#### To be done:
Count every line that has the word "search" in it; give no more than the number.
**** Data in this exercise ****
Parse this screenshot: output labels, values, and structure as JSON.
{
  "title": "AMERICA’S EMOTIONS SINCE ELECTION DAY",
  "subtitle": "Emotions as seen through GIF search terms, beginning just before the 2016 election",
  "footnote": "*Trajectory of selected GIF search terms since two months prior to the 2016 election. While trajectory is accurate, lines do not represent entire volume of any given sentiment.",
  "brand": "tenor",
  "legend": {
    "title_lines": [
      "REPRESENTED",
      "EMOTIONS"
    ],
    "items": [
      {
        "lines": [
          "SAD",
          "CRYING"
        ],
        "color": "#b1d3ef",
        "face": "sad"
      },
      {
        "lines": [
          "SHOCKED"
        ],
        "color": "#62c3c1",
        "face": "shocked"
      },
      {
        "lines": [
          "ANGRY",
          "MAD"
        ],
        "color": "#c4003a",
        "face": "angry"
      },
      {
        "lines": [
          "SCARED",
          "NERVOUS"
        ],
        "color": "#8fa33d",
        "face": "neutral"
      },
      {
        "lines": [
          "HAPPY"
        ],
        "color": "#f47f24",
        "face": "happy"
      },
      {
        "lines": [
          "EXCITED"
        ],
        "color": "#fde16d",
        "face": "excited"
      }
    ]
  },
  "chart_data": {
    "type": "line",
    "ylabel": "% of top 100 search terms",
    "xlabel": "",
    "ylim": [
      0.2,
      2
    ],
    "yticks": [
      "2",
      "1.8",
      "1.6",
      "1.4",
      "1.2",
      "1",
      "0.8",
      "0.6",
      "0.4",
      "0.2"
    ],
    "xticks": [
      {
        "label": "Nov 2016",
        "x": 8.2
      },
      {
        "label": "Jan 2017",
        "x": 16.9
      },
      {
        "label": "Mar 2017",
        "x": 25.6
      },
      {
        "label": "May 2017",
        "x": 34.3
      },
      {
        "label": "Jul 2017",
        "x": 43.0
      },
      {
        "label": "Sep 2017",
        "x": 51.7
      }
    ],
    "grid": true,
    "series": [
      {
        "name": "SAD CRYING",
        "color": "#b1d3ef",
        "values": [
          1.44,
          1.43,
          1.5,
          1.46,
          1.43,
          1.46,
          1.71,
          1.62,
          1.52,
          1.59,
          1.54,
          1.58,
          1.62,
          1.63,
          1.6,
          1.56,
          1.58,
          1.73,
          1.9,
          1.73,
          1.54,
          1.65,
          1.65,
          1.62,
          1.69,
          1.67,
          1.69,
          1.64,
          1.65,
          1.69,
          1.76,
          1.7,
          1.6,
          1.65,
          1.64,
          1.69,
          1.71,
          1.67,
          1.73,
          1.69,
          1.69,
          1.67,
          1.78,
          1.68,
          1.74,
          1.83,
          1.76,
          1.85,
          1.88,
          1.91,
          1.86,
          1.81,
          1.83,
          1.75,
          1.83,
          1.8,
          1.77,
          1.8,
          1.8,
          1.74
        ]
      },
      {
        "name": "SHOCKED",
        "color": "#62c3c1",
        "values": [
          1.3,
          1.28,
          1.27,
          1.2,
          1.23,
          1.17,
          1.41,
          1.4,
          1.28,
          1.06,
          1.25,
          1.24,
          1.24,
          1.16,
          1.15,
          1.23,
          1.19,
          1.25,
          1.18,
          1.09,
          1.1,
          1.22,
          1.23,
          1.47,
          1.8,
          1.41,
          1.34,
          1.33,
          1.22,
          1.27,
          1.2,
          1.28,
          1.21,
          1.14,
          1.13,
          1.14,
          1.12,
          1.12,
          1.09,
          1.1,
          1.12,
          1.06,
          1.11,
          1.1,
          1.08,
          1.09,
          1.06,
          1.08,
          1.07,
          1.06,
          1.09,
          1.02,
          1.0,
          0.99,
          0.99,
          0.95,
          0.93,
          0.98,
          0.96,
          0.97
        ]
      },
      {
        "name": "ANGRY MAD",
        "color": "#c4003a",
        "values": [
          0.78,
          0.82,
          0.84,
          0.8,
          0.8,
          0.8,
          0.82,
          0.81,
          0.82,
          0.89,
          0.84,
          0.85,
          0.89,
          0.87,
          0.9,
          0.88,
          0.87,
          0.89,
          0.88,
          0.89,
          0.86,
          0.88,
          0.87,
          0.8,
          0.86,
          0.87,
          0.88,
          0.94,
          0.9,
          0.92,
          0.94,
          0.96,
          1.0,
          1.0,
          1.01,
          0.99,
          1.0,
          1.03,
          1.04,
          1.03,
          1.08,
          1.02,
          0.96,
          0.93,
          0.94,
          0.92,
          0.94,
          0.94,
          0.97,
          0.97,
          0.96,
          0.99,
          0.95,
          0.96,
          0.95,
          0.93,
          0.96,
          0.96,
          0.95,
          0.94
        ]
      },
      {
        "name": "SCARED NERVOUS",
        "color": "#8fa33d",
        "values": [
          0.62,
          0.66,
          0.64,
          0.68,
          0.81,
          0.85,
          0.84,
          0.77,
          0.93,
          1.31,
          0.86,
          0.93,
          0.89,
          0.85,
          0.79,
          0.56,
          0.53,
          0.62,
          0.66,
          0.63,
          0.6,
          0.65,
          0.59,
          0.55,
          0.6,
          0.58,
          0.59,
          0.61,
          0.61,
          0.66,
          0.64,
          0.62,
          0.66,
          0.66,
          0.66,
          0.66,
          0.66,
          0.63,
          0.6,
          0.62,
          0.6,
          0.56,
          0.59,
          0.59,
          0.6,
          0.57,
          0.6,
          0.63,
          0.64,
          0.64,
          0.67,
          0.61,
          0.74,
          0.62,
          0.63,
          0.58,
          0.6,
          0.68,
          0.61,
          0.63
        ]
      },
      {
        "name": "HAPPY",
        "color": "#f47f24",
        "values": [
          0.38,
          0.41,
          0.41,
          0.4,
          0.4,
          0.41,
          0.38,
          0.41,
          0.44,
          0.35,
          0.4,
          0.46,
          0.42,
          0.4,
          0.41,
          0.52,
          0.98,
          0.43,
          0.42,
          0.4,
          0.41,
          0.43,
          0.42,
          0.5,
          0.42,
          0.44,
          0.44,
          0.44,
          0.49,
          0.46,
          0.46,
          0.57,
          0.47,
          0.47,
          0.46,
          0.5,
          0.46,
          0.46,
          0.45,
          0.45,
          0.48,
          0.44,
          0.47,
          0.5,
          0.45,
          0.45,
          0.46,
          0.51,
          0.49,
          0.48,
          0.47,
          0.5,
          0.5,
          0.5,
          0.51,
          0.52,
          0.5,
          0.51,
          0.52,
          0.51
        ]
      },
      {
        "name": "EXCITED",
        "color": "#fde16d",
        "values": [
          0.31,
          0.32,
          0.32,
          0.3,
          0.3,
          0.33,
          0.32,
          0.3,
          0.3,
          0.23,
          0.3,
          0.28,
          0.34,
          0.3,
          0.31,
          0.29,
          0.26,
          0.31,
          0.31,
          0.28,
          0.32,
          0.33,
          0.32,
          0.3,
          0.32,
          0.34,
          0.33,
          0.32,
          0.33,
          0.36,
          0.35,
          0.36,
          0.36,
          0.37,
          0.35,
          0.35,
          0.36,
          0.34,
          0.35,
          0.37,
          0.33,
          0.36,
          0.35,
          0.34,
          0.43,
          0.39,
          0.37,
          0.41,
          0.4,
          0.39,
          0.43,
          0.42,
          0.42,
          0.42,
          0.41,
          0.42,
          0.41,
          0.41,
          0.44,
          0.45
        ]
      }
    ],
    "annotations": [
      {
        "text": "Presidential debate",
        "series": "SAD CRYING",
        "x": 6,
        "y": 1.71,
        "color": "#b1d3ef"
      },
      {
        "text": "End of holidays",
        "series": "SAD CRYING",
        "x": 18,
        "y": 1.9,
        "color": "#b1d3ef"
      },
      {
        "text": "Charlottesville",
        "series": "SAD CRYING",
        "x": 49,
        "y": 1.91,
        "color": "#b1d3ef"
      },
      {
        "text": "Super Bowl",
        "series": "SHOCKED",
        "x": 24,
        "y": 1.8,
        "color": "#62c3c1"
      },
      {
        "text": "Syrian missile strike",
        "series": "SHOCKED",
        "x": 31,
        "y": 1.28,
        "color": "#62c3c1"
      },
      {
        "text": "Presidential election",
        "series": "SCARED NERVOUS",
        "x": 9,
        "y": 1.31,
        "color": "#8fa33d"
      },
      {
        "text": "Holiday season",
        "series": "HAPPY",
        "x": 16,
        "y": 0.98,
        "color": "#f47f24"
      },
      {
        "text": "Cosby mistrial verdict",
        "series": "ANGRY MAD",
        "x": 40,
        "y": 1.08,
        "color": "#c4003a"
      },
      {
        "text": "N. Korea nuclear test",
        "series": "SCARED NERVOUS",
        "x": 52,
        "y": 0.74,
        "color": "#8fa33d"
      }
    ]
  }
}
****
#### Expected output:
3